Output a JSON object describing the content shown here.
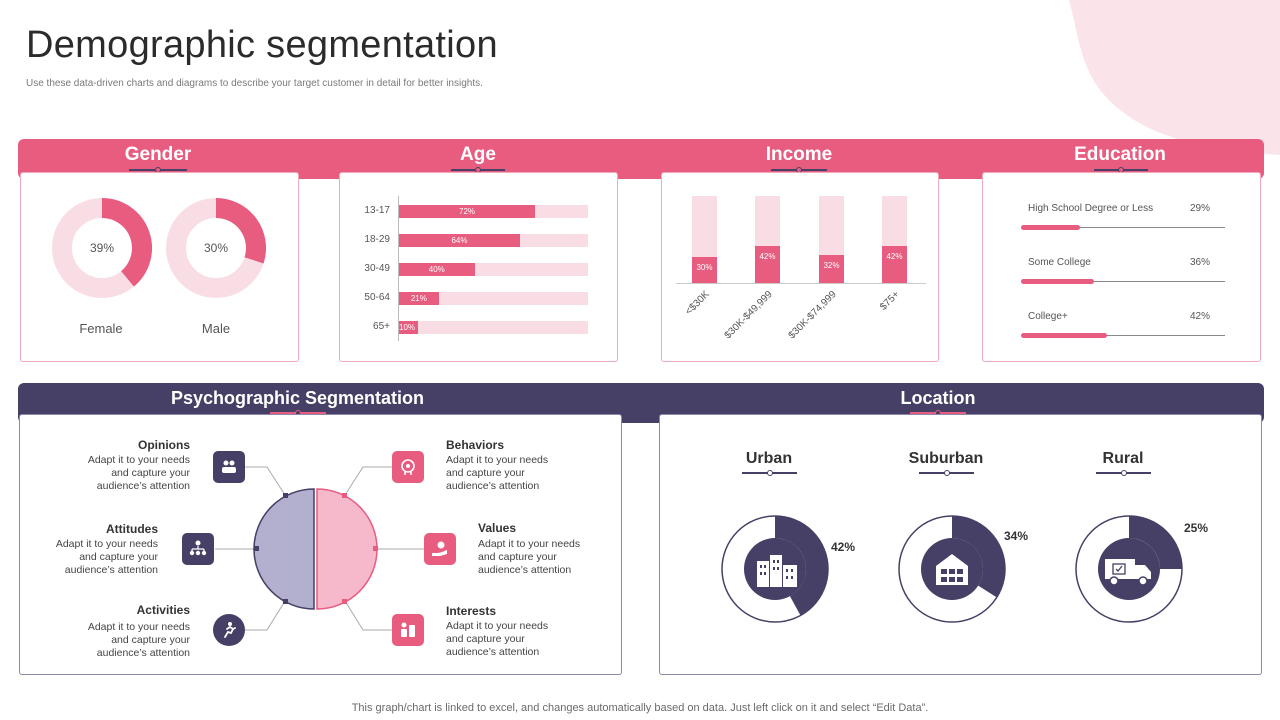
{
  "page": {
    "title": "Demographic segmentation",
    "subtitle": "Use these data-driven charts and diagrams to describe your target customer in detail for better insights.",
    "footer": "This graph/chart is linked to excel, and changes automatically based on data. Just left click on it and select “Edit Data”."
  },
  "colors": {
    "pink": "#e85c80",
    "light_pink": "#f9dde5",
    "navy": "#463f66",
    "lavender": "#b3b0cf",
    "blush": "#f6b9cb"
  },
  "sections": {
    "gender": "Gender",
    "age": "Age",
    "income": "Income",
    "education": "Education",
    "psychographic": "Psychographic Segmentation",
    "location": "Location"
  },
  "chart_data": [
    {
      "type": "pie",
      "section": "Gender",
      "categories": [
        "Female",
        "Male"
      ],
      "values": [
        39,
        30
      ],
      "value_labels": [
        "39%",
        "30%"
      ]
    },
    {
      "type": "bar",
      "section": "Age",
      "categories": [
        "13-17",
        "18-29",
        "30-49",
        "50-64",
        "65+"
      ],
      "values": [
        72,
        64,
        40,
        21,
        10
      ],
      "value_labels": [
        "72%",
        "64%",
        "40%",
        "21%",
        "10%"
      ],
      "ylim": [
        0,
        100
      ]
    },
    {
      "type": "bar",
      "section": "Income",
      "categories": [
        "<$30K",
        "$30K-$49,999",
        "$30K-$74,999",
        "$75+"
      ],
      "values": [
        30,
        42,
        32,
        42
      ],
      "value_labels": [
        "30%",
        "42%",
        "32%",
        "42%"
      ],
      "ylim": [
        0,
        100
      ]
    },
    {
      "type": "bar",
      "section": "Education",
      "categories": [
        "High School Degree or Less",
        "Some College",
        "College+"
      ],
      "values": [
        29,
        36,
        42
      ],
      "value_labels": [
        "29%",
        "36%",
        "42%"
      ],
      "ylim": [
        0,
        100
      ]
    },
    {
      "type": "pie",
      "section": "Location",
      "categories": [
        "Urban",
        "Suburban",
        "Rural"
      ],
      "values": [
        42,
        34,
        25
      ],
      "value_labels": [
        "42%",
        "34%",
        "25%"
      ]
    }
  ],
  "psychographic": {
    "items": [
      {
        "title": "Opinions",
        "desc": [
          "Adapt it to your needs",
          "and capture your",
          "audience’s attention"
        ],
        "icon": "people-chat-icon"
      },
      {
        "title": "Attitudes",
        "desc": [
          "Adapt it to your needs",
          "and capture your",
          "audience’s attention"
        ],
        "icon": "org-chart-icon"
      },
      {
        "title": "Activities",
        "desc": [
          "Adapt it to your needs",
          "and capture your",
          "audience’s attention"
        ],
        "icon": "running-icon"
      },
      {
        "title": "Behaviors",
        "desc": [
          "Adapt it to your needs",
          "and capture your",
          "audience’s attention"
        ],
        "icon": "brain-gear-icon"
      },
      {
        "title": "Values",
        "desc": [
          "Adapt it to your needs",
          "and capture your",
          "audience’s attention"
        ],
        "icon": "hand-dollar-icon"
      },
      {
        "title": "Interests",
        "desc": [
          "Adapt it to your needs",
          "and capture your",
          "audience’s attention"
        ],
        "icon": "hobbies-icon"
      }
    ]
  },
  "location": {
    "icons": [
      "city-buildings-icon",
      "house-icon",
      "delivery-truck-icon"
    ]
  }
}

☆ ☆ ☆ ☆ ☆

▶ [PROBLEM DETAILS]:
Write out the records above exactly as they stand, leaving out every picture.

▶ [SOLUTION BELOW]:
Output a JSON object describing the content shown here.
{
  "page": {
    "title": "Demographic segmentation",
    "subtitle": "Use these data-driven charts and diagrams to describe your target customer in detail for better insights.",
    "footer": "This graph/chart is linked to excel, and changes automatically based on data. Just left click on it and select “Edit Data”."
  },
  "colors": {
    "pink": "#e85c80",
    "light_pink": "#f9dde5",
    "navy": "#463f66",
    "lavender": "#b3b0cf",
    "blush": "#f6b9cb"
  },
  "sections": {
    "gender": "Gender",
    "age": "Age",
    "income": "Income",
    "education": "Education",
    "psychographic": "Psychographic Segmentation",
    "location": "Location"
  },
  "chart_data": [
    {
      "type": "pie",
      "section": "Gender",
      "categories": [
        "Female",
        "Male"
      ],
      "values": [
        39,
        30
      ],
      "value_labels": [
        "39%",
        "30%"
      ]
    },
    {
      "type": "bar",
      "section": "Age",
      "categories": [
        "13-17",
        "18-29",
        "30-49",
        "50-64",
        "65+"
      ],
      "values": [
        72,
        64,
        40,
        21,
        10
      ],
      "value_labels": [
        "72%",
        "64%",
        "40%",
        "21%",
        "10%"
      ],
      "ylim": [
        0,
        100
      ]
    },
    {
      "type": "bar",
      "section": "Income",
      "categories": [
        "<$30K",
        "$30K-$49,999",
        "$30K-$74,999",
        "$75+"
      ],
      "values": [
        30,
        42,
        32,
        42
      ],
      "value_labels": [
        "30%",
        "42%",
        "32%",
        "42%"
      ],
      "ylim": [
        0,
        100
      ]
    },
    {
      "type": "bar",
      "section": "Education",
      "categories": [
        "High School Degree or Less",
        "Some College",
        "College+"
      ],
      "values": [
        29,
        36,
        42
      ],
      "value_labels": [
        "29%",
        "36%",
        "42%"
      ],
      "ylim": [
        0,
        100
      ]
    },
    {
      "type": "pie",
      "section": "Location",
      "categories": [
        "Urban",
        "Suburban",
        "Rural"
      ],
      "values": [
        42,
        34,
        25
      ],
      "value_labels": [
        "42%",
        "34%",
        "25%"
      ]
    }
  ],
  "psychographic": {
    "items": [
      {
        "title": "Opinions",
        "desc": [
          "Adapt it to your needs",
          "and capture your",
          "audience’s attention"
        ],
        "icon": "people-chat-icon"
      },
      {
        "title": "Attitudes",
        "desc": [
          "Adapt it to your needs",
          "and capture your",
          "audience’s attention"
        ],
        "icon": "org-chart-icon"
      },
      {
        "title": "Activities",
        "desc": [
          "Adapt it to your needs",
          "and capture your",
          "audience’s attention"
        ],
        "icon": "running-icon"
      },
      {
        "title": "Behaviors",
        "desc": [
          "Adapt it to your needs",
          "and capture your",
          "audience’s attention"
        ],
        "icon": "brain-gear-icon"
      },
      {
        "title": "Values",
        "desc": [
          "Adapt it to your needs",
          "and capture your",
          "audience’s attention"
        ],
        "icon": "hand-dollar-icon"
      },
      {
        "title": "Interests",
        "desc": [
          "Adapt it to your needs",
          "and capture your",
          "audience’s attention"
        ],
        "icon": "hobbies-icon"
      }
    ]
  },
  "location": {
    "icons": [
      "city-buildings-icon",
      "house-icon",
      "delivery-truck-icon"
    ]
  }
}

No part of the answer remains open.